The program's latest projects range from improving 311 efficiency to rounding up a city's list of buildings for hurricane damage assessment.

SAN FRANCISCO — The Startup in Residence (STiR) program, which matches tech companies with local government workers to help them solve public-sector problems, wants to grow a lot bigger.

The program, which started in San Francisco in 2014, has since expanded to 11 local governments across the U.S. But on May 22, as its most recent round of companies demonstrated their work at the Bridge SF conference in San Francisco, STiR's leaders announced they want to grow to include 100 local governments within five years.

It's a big goal. But Jay Nath, executive director of the City Innovate Foundation as well as the founder of STiR, thinks it’s doable.

“One of the things that’s amazed me is that without any real marketing we’ve had nearly 100 cities reach out to us unsolicited, wanting to know more, wanting to partner, wanting to work with us — various levels of interest,” he said.

That will likely include some expansion into Canada. British Columbia has already set up its own STiR-like program, not officially affiliated with STiR, and Nath said he’s heard from several Canadian mayors who are interested in pursuing it.

Along the way, Nath will be looking to make STiR’s fleet of participant governments more diverse. The bulk of its participants today are in California, and most of those are in the San Francisco Bay Area.

“We think there’s an opportunity to speak with big cities, smaller communities, red cities, blue cities and across the U.S., whether it’s on the coasts, in the South, in the Midwest — we really believe entrepreneurship is universal,” he said.

STiR also released its list of most recent companies and projects to coincide with the companies’ demo day. Here are the latest STiR companies:

Nordsense

Worked with: The San Francisco Department of Public Works On: Garbage collection

Using sensors and the city’s 311 system to gather data, Nordsense worked to identify patterns of public trash can use throughout the city.

“Together we were able to lay the groundwork for how we provide insights on finding the best can placements in the city,” Soren Christensen, Nordsense’s chief executive officer, wrote in an email.

ms.GIS

Worked with: The San Francisco Department of Public Works On: Street sweeping

San Francisco’s fleet of street sweeping vehicles drives 150,000 miles per year, removing 25,000 tons of debris and preventing it from entering the sewers and ocean.

And they’ve been doing all the routing required for that work with paper.

“The city of San Francisco had a software tool which did not work out so they had … a lot of printouts and Post-Its on top,” said Marcus Scheiber, ms.GIS’ CEO.

* Exercise task: Restate the article on the Startup in Residence program starting at "The program, which" and ending at "within five years.", switching "local governments" to "municipalities".

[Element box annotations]
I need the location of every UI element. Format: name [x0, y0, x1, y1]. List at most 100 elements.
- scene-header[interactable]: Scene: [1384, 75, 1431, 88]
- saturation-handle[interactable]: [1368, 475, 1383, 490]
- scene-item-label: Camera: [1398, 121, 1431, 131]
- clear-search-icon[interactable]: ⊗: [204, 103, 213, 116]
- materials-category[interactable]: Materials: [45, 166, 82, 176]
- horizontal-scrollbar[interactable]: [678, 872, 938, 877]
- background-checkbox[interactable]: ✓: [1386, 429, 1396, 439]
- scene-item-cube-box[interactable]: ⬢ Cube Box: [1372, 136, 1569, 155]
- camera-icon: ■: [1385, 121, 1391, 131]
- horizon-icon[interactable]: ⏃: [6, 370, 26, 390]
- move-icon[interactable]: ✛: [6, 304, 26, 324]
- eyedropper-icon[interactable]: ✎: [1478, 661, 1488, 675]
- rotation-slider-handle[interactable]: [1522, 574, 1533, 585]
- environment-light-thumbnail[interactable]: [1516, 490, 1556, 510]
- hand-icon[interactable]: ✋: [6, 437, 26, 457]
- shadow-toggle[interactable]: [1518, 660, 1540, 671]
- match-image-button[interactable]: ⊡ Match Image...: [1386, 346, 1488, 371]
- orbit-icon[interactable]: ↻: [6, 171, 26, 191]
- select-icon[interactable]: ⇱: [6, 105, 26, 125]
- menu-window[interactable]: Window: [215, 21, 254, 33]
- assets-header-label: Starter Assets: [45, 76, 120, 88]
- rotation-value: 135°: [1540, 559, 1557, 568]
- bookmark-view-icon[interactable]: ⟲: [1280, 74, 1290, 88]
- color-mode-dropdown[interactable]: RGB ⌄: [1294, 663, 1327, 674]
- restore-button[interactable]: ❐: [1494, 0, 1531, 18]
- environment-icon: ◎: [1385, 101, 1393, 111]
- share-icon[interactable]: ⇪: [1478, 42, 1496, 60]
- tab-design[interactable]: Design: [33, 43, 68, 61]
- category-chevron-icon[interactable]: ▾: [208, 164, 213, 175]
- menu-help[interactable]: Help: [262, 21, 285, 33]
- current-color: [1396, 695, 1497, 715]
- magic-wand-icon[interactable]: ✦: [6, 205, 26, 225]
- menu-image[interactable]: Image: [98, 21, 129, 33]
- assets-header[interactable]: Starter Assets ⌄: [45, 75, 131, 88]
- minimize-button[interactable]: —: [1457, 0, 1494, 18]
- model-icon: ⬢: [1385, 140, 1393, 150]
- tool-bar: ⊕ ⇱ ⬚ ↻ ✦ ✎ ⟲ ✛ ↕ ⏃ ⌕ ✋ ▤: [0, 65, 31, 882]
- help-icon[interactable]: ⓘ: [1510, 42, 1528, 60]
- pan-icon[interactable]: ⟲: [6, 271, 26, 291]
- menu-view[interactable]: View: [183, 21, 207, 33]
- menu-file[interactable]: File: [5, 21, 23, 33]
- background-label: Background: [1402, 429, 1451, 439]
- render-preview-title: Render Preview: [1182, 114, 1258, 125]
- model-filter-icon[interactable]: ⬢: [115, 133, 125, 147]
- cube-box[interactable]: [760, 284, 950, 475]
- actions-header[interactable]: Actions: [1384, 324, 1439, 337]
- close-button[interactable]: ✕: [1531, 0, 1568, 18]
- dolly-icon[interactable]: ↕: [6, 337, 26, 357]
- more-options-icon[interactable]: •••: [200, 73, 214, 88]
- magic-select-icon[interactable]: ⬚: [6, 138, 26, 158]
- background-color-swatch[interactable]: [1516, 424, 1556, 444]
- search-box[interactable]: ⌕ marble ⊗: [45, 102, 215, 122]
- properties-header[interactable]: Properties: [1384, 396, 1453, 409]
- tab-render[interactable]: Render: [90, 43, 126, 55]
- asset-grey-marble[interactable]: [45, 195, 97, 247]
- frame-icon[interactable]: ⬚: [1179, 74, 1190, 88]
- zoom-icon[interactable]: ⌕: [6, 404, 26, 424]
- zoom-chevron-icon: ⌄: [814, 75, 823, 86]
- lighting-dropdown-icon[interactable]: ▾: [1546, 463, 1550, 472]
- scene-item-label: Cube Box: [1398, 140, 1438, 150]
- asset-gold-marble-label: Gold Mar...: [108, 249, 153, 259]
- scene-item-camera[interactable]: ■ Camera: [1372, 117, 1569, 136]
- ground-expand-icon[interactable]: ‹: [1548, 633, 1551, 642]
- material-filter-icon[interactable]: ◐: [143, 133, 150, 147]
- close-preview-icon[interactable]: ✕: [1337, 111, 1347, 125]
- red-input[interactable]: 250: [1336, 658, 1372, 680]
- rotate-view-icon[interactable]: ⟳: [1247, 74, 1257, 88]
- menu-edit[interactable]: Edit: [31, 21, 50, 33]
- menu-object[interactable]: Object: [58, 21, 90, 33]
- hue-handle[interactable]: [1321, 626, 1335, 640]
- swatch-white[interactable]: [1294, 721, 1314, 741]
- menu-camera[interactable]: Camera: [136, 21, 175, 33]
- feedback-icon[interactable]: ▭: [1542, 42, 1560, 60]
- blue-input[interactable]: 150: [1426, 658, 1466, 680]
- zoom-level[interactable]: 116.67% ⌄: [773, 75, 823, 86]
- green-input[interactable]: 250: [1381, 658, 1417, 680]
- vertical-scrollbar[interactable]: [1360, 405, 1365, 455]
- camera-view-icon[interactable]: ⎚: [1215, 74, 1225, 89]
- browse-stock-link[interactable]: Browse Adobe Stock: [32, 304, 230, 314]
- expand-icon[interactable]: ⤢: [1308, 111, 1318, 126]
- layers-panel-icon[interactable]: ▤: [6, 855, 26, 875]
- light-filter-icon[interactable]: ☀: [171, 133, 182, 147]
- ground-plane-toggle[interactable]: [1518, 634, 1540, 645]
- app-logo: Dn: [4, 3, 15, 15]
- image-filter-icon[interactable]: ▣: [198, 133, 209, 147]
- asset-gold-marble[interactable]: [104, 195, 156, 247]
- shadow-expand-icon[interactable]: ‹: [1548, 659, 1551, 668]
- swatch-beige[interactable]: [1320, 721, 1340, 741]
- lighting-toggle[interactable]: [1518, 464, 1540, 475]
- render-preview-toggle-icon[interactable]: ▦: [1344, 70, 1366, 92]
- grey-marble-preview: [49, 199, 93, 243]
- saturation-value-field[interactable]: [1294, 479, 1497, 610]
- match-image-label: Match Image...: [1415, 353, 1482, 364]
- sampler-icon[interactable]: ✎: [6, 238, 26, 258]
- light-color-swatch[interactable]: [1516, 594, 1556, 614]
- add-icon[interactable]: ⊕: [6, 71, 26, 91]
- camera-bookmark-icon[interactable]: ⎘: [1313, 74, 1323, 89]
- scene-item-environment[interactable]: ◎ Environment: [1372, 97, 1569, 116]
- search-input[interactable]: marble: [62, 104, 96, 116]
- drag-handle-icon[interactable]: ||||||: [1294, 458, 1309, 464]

* Worked answer:
The program, which started in San Francisco in 2014, has since expanded to 11 municipalities across the U.S. But on May 22, as its most recent round of companies demonstrated their work at the Bridge SF conference in San Francisco, STiR's leaders announced they want to grow to include 100 municipalities within five years.